━━ Stored rows ━━
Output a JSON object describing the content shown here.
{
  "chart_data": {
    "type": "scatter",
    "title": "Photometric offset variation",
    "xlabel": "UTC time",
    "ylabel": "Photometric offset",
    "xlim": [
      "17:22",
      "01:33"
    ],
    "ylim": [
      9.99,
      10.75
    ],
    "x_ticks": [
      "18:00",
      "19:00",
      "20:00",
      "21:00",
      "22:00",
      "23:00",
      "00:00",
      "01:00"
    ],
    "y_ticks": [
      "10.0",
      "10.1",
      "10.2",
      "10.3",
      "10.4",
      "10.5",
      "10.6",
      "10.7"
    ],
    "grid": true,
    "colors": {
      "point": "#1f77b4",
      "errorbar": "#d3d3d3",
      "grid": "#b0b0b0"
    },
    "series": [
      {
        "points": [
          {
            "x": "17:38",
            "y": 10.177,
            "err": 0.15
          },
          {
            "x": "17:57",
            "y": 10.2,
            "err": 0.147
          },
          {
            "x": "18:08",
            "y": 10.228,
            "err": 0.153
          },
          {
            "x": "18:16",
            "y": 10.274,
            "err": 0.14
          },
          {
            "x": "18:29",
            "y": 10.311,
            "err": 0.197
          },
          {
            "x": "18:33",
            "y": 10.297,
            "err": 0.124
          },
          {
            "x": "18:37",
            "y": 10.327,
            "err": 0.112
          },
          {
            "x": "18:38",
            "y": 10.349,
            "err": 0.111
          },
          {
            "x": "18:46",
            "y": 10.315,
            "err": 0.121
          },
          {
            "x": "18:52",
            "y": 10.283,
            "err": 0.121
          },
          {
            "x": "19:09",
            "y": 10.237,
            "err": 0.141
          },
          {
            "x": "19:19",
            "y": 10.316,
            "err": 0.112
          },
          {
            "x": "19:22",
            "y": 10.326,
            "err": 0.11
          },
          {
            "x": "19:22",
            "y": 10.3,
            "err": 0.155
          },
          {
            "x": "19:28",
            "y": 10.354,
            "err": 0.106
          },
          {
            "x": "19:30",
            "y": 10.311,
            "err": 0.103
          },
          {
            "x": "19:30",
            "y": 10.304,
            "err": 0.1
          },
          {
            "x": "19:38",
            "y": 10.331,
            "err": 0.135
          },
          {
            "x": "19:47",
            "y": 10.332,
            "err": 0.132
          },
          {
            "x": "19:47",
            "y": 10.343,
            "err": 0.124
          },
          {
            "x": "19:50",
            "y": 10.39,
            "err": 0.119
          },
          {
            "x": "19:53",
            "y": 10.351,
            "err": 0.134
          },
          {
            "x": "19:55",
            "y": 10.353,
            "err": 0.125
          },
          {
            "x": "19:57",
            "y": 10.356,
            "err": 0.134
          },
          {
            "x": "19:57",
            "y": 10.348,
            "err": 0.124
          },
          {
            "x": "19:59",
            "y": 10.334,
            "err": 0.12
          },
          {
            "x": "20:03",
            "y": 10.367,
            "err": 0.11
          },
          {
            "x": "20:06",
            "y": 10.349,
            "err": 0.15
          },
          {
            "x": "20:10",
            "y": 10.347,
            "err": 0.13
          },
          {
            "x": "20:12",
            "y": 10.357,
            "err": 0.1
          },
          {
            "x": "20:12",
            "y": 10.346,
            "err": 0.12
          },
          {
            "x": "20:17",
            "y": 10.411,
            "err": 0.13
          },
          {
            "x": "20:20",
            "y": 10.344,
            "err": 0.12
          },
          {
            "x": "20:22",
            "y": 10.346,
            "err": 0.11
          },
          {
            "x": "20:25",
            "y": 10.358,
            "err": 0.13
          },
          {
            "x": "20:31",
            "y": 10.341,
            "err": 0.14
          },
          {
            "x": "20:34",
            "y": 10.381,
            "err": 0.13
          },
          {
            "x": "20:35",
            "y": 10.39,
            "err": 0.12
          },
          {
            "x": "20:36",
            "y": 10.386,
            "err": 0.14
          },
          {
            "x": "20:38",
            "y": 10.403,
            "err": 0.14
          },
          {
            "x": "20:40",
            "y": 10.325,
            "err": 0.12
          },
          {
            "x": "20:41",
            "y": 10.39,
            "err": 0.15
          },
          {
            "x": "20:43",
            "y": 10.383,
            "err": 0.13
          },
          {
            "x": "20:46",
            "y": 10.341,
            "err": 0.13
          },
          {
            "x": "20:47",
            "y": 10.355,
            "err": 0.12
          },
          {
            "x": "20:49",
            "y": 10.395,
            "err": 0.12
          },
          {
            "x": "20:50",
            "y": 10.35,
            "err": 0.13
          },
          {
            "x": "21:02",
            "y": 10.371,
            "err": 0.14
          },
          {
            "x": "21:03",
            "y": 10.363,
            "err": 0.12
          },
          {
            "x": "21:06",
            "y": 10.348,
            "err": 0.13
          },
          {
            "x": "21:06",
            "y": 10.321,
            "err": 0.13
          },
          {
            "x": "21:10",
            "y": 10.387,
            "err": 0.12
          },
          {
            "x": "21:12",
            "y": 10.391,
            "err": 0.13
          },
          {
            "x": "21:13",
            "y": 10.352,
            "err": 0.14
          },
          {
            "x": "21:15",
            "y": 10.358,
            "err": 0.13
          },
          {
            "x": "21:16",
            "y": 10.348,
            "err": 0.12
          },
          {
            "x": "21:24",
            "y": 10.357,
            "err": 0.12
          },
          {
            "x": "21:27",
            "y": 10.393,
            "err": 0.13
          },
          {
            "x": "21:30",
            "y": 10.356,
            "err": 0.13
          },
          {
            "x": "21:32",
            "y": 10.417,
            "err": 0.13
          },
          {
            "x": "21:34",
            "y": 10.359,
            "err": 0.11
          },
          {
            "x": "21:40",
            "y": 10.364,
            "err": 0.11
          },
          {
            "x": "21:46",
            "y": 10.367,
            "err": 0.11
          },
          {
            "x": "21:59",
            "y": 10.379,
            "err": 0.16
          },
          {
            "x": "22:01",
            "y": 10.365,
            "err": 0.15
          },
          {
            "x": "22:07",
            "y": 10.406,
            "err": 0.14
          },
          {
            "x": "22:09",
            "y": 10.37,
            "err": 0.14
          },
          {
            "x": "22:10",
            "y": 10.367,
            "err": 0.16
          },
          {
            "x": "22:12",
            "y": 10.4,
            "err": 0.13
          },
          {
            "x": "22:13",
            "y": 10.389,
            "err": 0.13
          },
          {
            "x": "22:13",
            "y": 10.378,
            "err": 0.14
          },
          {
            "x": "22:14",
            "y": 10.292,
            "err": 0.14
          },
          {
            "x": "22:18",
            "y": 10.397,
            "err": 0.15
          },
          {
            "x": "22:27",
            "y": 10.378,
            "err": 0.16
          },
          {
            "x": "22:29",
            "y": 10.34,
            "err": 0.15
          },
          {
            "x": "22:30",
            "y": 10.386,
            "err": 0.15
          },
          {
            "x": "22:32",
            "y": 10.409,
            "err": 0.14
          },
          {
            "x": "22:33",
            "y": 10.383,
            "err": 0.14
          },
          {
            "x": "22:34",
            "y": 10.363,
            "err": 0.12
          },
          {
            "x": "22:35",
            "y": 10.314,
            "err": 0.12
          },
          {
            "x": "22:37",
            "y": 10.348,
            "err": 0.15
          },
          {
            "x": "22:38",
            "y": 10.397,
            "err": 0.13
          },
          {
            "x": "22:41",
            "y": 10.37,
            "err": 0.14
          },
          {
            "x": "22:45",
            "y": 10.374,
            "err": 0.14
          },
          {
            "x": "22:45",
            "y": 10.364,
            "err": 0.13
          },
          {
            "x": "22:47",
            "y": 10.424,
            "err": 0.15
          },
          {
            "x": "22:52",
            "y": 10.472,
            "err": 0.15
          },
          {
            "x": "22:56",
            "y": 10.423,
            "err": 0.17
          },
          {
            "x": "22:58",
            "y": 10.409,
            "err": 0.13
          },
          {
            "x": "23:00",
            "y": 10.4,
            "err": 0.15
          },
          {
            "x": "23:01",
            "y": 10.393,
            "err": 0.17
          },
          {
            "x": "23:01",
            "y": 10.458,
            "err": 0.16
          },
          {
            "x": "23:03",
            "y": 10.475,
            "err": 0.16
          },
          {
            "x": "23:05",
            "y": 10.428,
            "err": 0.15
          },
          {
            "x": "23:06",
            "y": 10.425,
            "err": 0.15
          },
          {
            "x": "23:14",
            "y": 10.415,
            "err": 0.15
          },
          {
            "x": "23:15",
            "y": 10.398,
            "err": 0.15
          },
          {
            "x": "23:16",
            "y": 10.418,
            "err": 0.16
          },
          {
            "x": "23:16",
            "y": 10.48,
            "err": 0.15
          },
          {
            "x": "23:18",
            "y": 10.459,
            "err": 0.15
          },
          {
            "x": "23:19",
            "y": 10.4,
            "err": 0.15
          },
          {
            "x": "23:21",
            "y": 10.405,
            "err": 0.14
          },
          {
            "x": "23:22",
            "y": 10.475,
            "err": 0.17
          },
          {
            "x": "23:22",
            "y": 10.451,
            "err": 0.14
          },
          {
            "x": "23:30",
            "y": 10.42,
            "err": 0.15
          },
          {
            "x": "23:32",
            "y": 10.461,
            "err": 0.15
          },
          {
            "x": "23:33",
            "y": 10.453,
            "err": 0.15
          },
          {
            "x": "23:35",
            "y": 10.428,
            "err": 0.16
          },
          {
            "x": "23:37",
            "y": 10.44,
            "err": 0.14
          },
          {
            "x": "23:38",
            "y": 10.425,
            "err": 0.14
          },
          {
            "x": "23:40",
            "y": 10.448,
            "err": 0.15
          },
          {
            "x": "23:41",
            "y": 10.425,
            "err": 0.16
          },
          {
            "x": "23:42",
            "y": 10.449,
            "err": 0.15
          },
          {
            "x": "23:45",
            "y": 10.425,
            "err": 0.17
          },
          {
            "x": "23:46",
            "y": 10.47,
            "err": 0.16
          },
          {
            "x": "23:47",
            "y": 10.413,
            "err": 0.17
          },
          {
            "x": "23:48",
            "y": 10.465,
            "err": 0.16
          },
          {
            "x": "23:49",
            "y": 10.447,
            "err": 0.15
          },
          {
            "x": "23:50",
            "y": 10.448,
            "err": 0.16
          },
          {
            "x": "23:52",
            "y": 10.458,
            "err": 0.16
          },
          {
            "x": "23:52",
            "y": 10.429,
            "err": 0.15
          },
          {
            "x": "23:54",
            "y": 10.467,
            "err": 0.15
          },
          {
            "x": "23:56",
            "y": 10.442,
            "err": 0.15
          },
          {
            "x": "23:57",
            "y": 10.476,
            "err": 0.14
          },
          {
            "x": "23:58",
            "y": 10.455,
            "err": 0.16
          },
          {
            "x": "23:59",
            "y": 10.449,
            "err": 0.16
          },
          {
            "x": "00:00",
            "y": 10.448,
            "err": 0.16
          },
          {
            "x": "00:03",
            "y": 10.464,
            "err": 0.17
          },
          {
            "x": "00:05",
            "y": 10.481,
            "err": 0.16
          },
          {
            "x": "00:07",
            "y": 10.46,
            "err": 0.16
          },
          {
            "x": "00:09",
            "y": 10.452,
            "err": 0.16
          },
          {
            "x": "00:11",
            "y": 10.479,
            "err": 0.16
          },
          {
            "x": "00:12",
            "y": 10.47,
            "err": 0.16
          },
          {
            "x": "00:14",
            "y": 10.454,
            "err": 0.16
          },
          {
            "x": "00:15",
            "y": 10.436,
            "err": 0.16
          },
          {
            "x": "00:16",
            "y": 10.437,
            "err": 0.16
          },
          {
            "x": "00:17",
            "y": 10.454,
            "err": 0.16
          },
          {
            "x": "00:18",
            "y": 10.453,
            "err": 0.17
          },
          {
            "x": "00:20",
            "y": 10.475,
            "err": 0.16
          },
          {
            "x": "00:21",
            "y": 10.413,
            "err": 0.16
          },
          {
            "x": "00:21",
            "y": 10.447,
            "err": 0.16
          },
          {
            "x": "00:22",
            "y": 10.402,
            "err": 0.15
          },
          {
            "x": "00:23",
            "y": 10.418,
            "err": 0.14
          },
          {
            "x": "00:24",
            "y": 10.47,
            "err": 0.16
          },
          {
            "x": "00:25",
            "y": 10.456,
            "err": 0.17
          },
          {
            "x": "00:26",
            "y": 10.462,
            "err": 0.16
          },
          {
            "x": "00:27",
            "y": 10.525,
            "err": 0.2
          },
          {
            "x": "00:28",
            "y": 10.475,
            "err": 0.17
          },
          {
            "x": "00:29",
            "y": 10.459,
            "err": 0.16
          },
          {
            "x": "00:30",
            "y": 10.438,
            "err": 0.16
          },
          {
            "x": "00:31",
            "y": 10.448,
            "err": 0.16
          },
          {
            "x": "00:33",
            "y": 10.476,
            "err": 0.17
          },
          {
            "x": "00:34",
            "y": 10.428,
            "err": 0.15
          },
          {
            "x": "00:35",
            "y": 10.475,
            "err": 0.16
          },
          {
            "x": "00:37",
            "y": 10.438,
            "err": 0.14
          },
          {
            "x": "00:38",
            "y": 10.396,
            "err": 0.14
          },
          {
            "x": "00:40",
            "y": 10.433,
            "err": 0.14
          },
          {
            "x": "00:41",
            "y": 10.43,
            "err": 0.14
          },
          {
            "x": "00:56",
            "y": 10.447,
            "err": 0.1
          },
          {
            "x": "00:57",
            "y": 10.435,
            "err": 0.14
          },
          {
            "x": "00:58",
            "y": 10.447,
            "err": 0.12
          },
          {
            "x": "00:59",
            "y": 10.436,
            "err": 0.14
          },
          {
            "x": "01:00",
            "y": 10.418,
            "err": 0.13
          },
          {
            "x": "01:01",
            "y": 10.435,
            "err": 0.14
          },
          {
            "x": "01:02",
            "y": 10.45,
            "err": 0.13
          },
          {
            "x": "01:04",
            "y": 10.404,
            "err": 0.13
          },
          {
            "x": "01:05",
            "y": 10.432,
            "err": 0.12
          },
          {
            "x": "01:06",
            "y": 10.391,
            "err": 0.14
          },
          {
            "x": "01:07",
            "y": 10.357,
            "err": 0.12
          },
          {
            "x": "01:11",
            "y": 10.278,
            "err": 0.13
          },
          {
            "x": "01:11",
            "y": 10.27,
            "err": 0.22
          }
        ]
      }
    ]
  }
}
━━━
What the exercise asks
Among the entries above, how many lines hold the word "offset"? Reply with only that number.

Task response
2